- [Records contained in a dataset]
#####

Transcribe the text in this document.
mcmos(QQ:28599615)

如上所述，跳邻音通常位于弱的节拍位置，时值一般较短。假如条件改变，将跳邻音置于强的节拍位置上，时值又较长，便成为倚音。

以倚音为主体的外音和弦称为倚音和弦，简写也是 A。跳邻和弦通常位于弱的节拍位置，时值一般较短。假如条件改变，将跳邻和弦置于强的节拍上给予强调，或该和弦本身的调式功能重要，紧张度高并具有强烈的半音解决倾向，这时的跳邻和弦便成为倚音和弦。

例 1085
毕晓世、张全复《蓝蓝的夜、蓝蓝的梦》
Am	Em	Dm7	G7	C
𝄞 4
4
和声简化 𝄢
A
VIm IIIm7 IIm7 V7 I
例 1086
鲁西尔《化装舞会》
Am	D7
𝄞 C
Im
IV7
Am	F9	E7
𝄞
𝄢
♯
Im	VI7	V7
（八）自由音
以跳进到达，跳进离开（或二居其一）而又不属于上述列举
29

#####

Each entry above is to be set down again in exactly the same words.

Transcribe the text in this document.
mcmos(QQ:28599615)

如上所述，跳邻音通常位于弱的节拍位置，时值一般较短。假如条件改变，将跳邻音置于强的节拍位置上，时值又较长，便成为倚音。

以倚音为主体的外音和弦称为倚音和弦，简写也是 A。跳邻和弦通常位于弱的节拍位置，时值一般较短。假如条件改变，将跳邻和弦置于强的节拍上给予强调，或该和弦本身的调式功能重要，紧张度高并具有强烈的半音解决倾向，这时的跳邻和弦便成为倚音和弦。

例 1085
毕晓世、张全复《蓝蓝的夜、蓝蓝的梦》
Am	Em	Dm7	G7	C
𝄞 4
4
和声简化 𝄢
A
VIm IIIm7 IIm7 V7 I
例 1086
鲁西尔《化装舞会》
Am	D7
𝄞 C
Im
IV7
Am	F9	E7
𝄞
𝄢
♯
Im	VI7	V7
（八）自由音
以跳进到达，跳进离开（或二居其一）而又不属于上述列举
29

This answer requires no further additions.